OBJECTIVE:
Skip the pictures and quote all of the lines exactly.

--- --- ---

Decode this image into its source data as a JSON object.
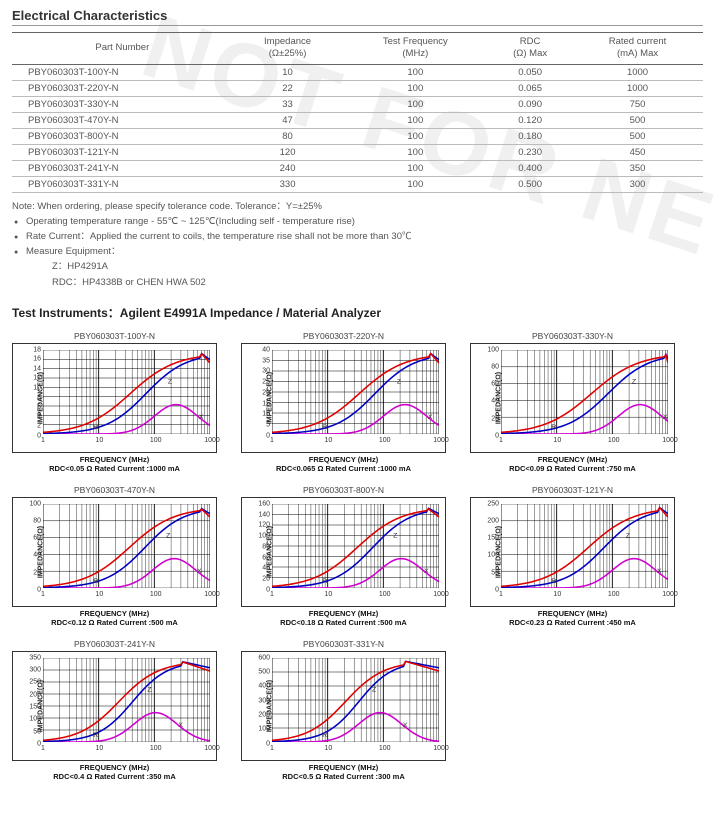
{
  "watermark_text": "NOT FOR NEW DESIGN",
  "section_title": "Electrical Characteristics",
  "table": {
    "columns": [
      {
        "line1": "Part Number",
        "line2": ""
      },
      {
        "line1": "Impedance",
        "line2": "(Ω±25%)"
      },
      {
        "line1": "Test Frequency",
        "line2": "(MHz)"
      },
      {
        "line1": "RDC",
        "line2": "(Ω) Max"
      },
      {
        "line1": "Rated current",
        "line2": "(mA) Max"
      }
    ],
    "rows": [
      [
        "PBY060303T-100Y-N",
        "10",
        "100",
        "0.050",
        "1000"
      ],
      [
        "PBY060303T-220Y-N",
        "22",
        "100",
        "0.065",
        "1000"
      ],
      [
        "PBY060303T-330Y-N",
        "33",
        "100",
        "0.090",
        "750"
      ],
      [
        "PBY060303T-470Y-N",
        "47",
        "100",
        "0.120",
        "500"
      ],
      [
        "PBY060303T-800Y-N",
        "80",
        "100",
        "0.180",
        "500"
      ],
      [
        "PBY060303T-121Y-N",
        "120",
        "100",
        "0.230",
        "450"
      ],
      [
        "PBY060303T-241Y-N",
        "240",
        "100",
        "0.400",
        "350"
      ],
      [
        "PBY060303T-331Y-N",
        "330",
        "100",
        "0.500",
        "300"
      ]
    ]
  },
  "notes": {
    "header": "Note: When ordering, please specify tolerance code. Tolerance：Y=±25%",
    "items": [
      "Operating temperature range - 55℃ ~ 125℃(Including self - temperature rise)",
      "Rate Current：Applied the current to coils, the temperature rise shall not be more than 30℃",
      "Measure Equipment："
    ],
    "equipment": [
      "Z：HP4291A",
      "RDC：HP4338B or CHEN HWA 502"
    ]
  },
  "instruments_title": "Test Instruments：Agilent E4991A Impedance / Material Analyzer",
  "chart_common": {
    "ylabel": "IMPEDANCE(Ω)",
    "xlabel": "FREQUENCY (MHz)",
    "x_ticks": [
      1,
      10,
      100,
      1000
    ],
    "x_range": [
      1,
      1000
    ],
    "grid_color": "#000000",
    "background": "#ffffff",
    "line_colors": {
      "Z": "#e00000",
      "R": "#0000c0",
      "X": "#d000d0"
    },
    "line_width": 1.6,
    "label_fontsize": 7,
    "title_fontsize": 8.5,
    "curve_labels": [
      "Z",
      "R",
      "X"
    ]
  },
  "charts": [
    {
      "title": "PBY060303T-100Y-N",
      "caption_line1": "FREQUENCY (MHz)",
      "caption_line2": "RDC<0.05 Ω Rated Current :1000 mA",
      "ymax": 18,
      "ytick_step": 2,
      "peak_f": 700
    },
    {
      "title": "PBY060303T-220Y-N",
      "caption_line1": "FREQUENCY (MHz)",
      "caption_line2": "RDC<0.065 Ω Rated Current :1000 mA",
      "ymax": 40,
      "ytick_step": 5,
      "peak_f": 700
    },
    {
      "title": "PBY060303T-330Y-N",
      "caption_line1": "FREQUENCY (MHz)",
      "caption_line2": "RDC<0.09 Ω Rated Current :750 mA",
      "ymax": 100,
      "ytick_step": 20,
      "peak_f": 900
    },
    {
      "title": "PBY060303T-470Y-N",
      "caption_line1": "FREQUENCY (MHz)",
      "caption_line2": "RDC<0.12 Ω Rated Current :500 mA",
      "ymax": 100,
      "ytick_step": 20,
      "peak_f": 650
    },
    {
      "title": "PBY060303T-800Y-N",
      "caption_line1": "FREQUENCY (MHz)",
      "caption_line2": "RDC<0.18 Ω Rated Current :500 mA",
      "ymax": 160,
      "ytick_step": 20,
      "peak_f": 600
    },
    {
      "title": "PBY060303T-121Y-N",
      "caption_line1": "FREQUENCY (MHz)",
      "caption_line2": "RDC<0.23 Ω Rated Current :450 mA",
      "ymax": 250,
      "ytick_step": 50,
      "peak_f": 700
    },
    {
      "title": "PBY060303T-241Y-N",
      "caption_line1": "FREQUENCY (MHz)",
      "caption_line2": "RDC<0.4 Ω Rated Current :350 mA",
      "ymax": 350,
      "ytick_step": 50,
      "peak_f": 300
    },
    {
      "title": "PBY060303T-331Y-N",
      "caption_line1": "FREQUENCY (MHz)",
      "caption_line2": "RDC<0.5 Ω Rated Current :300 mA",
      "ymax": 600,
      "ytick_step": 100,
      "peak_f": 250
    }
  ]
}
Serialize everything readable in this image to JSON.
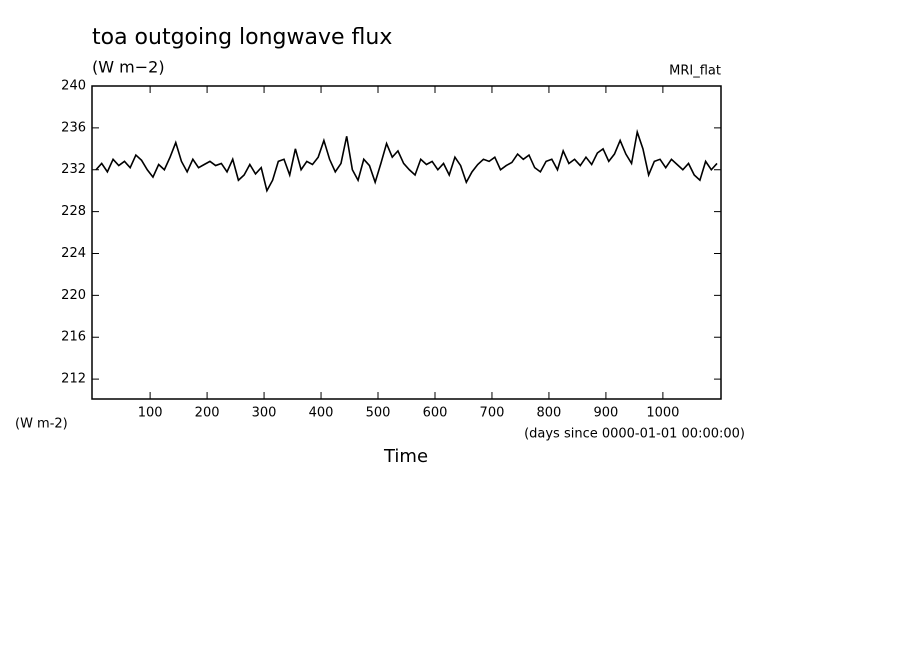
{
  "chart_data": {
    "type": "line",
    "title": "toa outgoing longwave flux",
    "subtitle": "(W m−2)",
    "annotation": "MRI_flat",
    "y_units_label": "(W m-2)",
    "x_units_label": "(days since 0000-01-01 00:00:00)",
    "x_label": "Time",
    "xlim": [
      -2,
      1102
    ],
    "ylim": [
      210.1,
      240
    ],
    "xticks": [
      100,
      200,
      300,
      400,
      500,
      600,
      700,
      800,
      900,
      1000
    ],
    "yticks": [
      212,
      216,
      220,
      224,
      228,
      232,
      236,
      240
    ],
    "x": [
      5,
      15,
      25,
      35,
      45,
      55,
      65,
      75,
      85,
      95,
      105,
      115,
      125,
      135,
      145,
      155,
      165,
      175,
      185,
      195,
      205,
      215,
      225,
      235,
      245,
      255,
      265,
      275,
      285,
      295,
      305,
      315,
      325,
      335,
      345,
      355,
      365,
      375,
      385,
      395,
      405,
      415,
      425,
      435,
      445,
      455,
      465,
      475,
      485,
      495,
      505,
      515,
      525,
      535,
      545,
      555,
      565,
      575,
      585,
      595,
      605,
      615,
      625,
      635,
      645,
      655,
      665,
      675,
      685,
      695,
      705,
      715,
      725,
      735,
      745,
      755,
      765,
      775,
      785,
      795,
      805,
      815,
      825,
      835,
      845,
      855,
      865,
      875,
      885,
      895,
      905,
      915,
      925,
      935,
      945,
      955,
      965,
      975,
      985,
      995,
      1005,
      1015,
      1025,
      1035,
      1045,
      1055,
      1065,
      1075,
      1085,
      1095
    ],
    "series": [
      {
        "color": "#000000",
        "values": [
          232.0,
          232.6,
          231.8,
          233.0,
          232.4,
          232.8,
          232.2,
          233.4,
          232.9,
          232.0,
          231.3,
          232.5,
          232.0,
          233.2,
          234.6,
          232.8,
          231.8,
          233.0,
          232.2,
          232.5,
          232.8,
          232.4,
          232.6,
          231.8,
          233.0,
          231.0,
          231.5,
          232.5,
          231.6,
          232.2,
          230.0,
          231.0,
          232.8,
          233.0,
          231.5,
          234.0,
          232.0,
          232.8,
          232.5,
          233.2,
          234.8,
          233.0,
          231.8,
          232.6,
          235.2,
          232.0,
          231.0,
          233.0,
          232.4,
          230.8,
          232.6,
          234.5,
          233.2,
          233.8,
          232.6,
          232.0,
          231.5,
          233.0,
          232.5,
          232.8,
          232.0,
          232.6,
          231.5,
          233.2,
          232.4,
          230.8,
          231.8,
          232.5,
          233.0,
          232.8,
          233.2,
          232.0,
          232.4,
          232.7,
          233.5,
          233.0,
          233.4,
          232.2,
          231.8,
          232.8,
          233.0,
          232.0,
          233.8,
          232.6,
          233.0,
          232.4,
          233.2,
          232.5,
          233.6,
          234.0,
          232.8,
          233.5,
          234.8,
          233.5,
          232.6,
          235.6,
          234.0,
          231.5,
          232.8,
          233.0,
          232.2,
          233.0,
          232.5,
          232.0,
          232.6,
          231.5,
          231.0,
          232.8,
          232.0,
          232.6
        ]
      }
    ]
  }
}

--- --- ---

RESPONSE BELOW:
Decode this image into its source data as a JSON object.
{
  "watermark_text": "NOT FOR NEW DESIGN",
  "section_title": "Electrical Characteristics",
  "table": {
    "columns": [
      {
        "line1": "Part Number",
        "line2": ""
      },
      {
        "line1": "Impedance",
        "line2": "(Ω±25%)"
      },
      {
        "line1": "Test Frequency",
        "line2": "(MHz)"
      },
      {
        "line1": "RDC",
        "line2": "(Ω) Max"
      },
      {
        "line1": "Rated current",
        "line2": "(mA) Max"
      }
    ],
    "rows": [
      [
        "PBY060303T-100Y-N",
        "10",
        "100",
        "0.050",
        "1000"
      ],
      [
        "PBY060303T-220Y-N",
        "22",
        "100",
        "0.065",
        "1000"
      ],
      [
        "PBY060303T-330Y-N",
        "33",
        "100",
        "0.090",
        "750"
      ],
      [
        "PBY060303T-470Y-N",
        "47",
        "100",
        "0.120",
        "500"
      ],
      [
        "PBY060303T-800Y-N",
        "80",
        "100",
        "0.180",
        "500"
      ],
      [
        "PBY060303T-121Y-N",
        "120",
        "100",
        "0.230",
        "450"
      ],
      [
        "PBY060303T-241Y-N",
        "240",
        "100",
        "0.400",
        "350"
      ],
      [
        "PBY060303T-331Y-N",
        "330",
        "100",
        "0.500",
        "300"
      ]
    ]
  },
  "notes": {
    "header": "Note: When ordering, please specify tolerance code. Tolerance：Y=±25%",
    "items": [
      "Operating temperature range - 55℃ ~ 125℃(Including self - temperature rise)",
      "Rate Current：Applied the current to coils, the temperature rise shall not be more than 30℃",
      "Measure Equipment："
    ],
    "equipment": [
      "Z：HP4291A",
      "RDC：HP4338B or CHEN HWA 502"
    ]
  },
  "instruments_title": "Test Instruments：Agilent E4991A Impedance / Material Analyzer",
  "chart_common": {
    "ylabel": "IMPEDANCE(Ω)",
    "xlabel": "FREQUENCY (MHz)",
    "x_ticks": [
      1,
      10,
      100,
      1000
    ],
    "x_range": [
      1,
      1000
    ],
    "grid_color": "#000000",
    "background": "#ffffff",
    "line_colors": {
      "Z": "#e00000",
      "R": "#0000c0",
      "X": "#d000d0"
    },
    "line_width": 1.6,
    "label_fontsize": 7,
    "title_fontsize": 8.5,
    "curve_labels": [
      "Z",
      "R",
      "X"
    ]
  },
  "charts": [
    {
      "title": "PBY060303T-100Y-N",
      "caption_line1": "FREQUENCY (MHz)",
      "caption_line2": "RDC<0.05 Ω Rated Current :1000 mA",
      "ymax": 18,
      "ytick_step": 2,
      "peak_f": 700
    },
    {
      "title": "PBY060303T-220Y-N",
      "caption_line1": "FREQUENCY (MHz)",
      "caption_line2": "RDC<0.065 Ω Rated Current :1000 mA",
      "ymax": 40,
      "ytick_step": 5,
      "peak_f": 700
    },
    {
      "title": "PBY060303T-330Y-N",
      "caption_line1": "FREQUENCY (MHz)",
      "caption_line2": "RDC<0.09 Ω Rated Current :750 mA",
      "ymax": 100,
      "ytick_step": 20,
      "peak_f": 900
    },
    {
      "title": "PBY060303T-470Y-N",
      "caption_line1": "FREQUENCY (MHz)",
      "caption_line2": "RDC<0.12 Ω Rated Current :500 mA",
      "ymax": 100,
      "ytick_step": 20,
      "peak_f": 650
    },
    {
      "title": "PBY060303T-800Y-N",
      "caption_line1": "FREQUENCY (MHz)",
      "caption_line2": "RDC<0.18 Ω Rated Current :500 mA",
      "ymax": 160,
      "ytick_step": 20,
      "peak_f": 600
    },
    {
      "title": "PBY060303T-121Y-N",
      "caption_line1": "FREQUENCY (MHz)",
      "caption_line2": "RDC<0.23 Ω Rated Current :450 mA",
      "ymax": 250,
      "ytick_step": 50,
      "peak_f": 700
    },
    {
      "title": "PBY060303T-241Y-N",
      "caption_line1": "FREQUENCY (MHz)",
      "caption_line2": "RDC<0.4 Ω Rated Current :350 mA",
      "ymax": 350,
      "ytick_step": 50,
      "peak_f": 300
    },
    {
      "title": "PBY060303T-331Y-N",
      "caption_line1": "FREQUENCY (MHz)",
      "caption_line2": "RDC<0.5 Ω Rated Current :300 mA",
      "ymax": 600,
      "ytick_step": 100,
      "peak_f": 250
    }
  ]
}
Serialize everything readable in this image to JSON.
{
  "chart_data": {
    "type": "line",
    "title": "toa outgoing longwave flux",
    "subtitle": "(W m−2)",
    "annotation": "MRI_flat",
    "y_units_label": "(W m-2)",
    "x_units_label": "(days since 0000-01-01 00:00:00)",
    "x_label": "Time",
    "xlim": [
      -2,
      1102
    ],
    "ylim": [
      210.1,
      240
    ],
    "xticks": [
      100,
      200,
      300,
      400,
      500,
      600,
      700,
      800,
      900,
      1000
    ],
    "yticks": [
      212,
      216,
      220,
      224,
      228,
      232,
      236,
      240
    ],
    "x": [
      5,
      15,
      25,
      35,
      45,
      55,
      65,
      75,
      85,
      95,
      105,
      115,
      125,
      135,
      145,
      155,
      165,
      175,
      185,
      195,
      205,
      215,
      225,
      235,
      245,
      255,
      265,
      275,
      285,
      295,
      305,
      315,
      325,
      335,
      345,
      355,
      365,
      375,
      385,
      395,
      405,
      415,
      425,
      435,
      445,
      455,
      465,
      475,
      485,
      495,
      505,
      515,
      525,
      535,
      545,
      555,
      565,
      575,
      585,
      595,
      605,
      615,
      625,
      635,
      645,
      655,
      665,
      675,
      685,
      695,
      705,
      715,
      725,
      735,
      745,
      755,
      765,
      775,
      785,
      795,
      805,
      815,
      825,
      835,
      845,
      855,
      865,
      875,
      885,
      895,
      905,
      915,
      925,
      935,
      945,
      955,
      965,
      975,
      985,
      995,
      1005,
      1015,
      1025,
      1035,
      1045,
      1055,
      1065,
      1075,
      1085,
      1095
    ],
    "series": [
      {
        "color": "#000000",
        "values": [
          232.0,
          232.6,
          231.8,
          233.0,
          232.4,
          232.8,
          232.2,
          233.4,
          232.9,
          232.0,
          231.3,
          232.5,
          232.0,
          233.2,
          234.6,
          232.8,
          231.8,
          233.0,
          232.2,
          232.5,
          232.8,
          232.4,
          232.6,
          231.8,
          233.0,
          231.0,
          231.5,
          232.5,
          231.6,
          232.2,
          230.0,
          231.0,
          232.8,
          233.0,
          231.5,
          234.0,
          232.0,
          232.8,
          232.5,
          233.2,
          234.8,
          233.0,
          231.8,
          232.6,
          235.2,
          232.0,
          231.0,
          233.0,
          232.4,
          230.8,
          232.6,
          234.5,
          233.2,
          233.8,
          232.6,
          232.0,
          231.5,
          233.0,
          232.5,
          232.8,
          232.0,
          232.6,
          231.5,
          233.2,
          232.4,
          230.8,
          231.8,
          232.5,
          233.0,
          232.8,
          233.2,
          232.0,
          232.4,
          232.7,
          233.5,
          233.0,
          233.4,
          232.2,
          231.8,
          232.8,
          233.0,
          232.0,
          233.8,
          232.6,
          233.0,
          232.4,
          233.2,
          232.5,
          233.6,
          234.0,
          232.8,
          233.5,
          234.8,
          233.5,
          232.6,
          235.6,
          234.0,
          231.5,
          232.8,
          233.0,
          232.2,
          233.0,
          232.5,
          232.0,
          232.6,
          231.5,
          231.0,
          232.8,
          232.0,
          232.6
        ]
      }
    ]
  }
}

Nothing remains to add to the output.